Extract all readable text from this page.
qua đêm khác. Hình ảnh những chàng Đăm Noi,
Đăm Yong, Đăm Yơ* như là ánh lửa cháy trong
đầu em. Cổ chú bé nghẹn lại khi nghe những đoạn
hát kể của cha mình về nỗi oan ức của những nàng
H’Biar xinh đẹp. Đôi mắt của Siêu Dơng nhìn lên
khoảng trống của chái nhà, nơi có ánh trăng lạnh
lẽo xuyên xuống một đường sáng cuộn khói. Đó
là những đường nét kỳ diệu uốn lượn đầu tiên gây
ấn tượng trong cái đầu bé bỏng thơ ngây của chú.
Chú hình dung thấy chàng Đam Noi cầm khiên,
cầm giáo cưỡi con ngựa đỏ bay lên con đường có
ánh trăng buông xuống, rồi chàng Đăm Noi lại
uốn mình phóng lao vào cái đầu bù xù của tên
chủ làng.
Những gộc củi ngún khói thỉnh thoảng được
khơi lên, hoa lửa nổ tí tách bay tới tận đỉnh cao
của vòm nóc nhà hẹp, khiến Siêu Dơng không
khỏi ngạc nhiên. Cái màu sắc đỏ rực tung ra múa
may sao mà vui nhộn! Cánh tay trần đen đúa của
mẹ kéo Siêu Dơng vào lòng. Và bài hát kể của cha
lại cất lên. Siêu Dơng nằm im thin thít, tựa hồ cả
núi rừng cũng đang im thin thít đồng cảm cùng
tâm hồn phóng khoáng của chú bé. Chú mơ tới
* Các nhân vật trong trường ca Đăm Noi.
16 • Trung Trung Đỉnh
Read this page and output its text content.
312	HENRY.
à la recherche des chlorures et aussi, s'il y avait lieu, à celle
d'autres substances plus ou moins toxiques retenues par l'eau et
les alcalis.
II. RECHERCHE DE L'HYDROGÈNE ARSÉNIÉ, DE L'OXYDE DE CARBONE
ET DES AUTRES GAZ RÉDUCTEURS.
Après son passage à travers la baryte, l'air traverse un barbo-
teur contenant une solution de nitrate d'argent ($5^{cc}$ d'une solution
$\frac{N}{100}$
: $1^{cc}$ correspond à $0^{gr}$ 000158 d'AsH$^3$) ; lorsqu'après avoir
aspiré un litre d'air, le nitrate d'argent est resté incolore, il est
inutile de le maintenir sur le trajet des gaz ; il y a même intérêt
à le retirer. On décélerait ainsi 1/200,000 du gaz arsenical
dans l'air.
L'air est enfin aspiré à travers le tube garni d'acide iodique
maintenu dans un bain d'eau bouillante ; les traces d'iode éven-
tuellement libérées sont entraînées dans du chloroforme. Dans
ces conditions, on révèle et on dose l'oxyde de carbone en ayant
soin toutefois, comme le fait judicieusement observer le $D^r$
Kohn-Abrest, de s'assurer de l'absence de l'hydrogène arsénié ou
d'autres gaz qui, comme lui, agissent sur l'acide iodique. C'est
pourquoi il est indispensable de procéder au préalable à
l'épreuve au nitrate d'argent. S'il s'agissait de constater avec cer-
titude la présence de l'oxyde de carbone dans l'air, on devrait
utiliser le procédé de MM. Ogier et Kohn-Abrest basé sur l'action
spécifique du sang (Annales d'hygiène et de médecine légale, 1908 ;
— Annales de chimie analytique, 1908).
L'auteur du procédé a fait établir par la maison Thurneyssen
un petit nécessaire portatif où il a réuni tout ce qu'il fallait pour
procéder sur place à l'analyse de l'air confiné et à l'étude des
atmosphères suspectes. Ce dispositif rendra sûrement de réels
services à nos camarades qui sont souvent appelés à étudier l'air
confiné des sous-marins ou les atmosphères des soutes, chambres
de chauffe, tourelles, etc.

### [Written problem]
Return, word for word, each line from the line that contains "Read this page and output its text content." to the end of the listing above; include both end lines and nothing else.

### [Written response]
Read this page and output its text content.
312	HENRY.
à la recherche des chlorures et aussi, s'il y avait lieu, à celle
d'autres substances plus ou moins toxiques retenues par l'eau et
les alcalis.
II. RECHERCHE DE L'HYDROGÈNE ARSÉNIÉ, DE L'OXYDE DE CARBONE
ET DES AUTRES GAZ RÉDUCTEURS.
Après son passage à travers la baryte, l'air traverse un barbo-
teur contenant une solution de nitrate d'argent ($5^{cc}$ d'une solution
$\frac{N}{100}$
: $1^{cc}$ correspond à $0^{gr}$ 000158 d'AsH$^3$) ; lorsqu'après avoir
aspiré un litre d'air, le nitrate d'argent est resté incolore, il est
inutile de le maintenir sur le trajet des gaz ; il y a même intérêt
à le retirer. On décélerait ainsi 1/200,000 du gaz arsenical
dans l'air.
L'air est enfin aspiré à travers le tube garni d'acide iodique
maintenu dans un bain d'eau bouillante ; les traces d'iode éven-
tuellement libérées sont entraînées dans du chloroforme. Dans
ces conditions, on révèle et on dose l'oxyde de carbone en ayant
soin toutefois, comme le fait judicieusement observer le $D^r$
Kohn-Abrest, de s'assurer de l'absence de l'hydrogène arsénié ou
d'autres gaz qui, comme lui, agissent sur l'acide iodique. C'est
pourquoi il est indispensable de procéder au préalable à
l'épreuve au nitrate d'argent. S'il s'agissait de constater avec cer-
titude la présence de l'oxyde de carbone dans l'air, on devrait
utiliser le procédé de MM. Ogier et Kohn-Abrest basé sur l'action
spécifique du sang (Annales d'hygiène et de médecine légale, 1908 ;
— Annales de chimie analytique, 1908).
L'auteur du procédé a fait établir par la maison Thurneyssen
un petit nécessaire portatif où il a réuni tout ce qu'il fallait pour
procéder sur place à l'analyse de l'air confiné et à l'étude des
atmosphères suspectes. Ce dispositif rendra sûrement de réels
services à nos camarades qui sont souvent appelés à étudier l'air
confiné des sous-marins ou les atmosphères des soutes, chambres
de chauffe, tourelles, etc.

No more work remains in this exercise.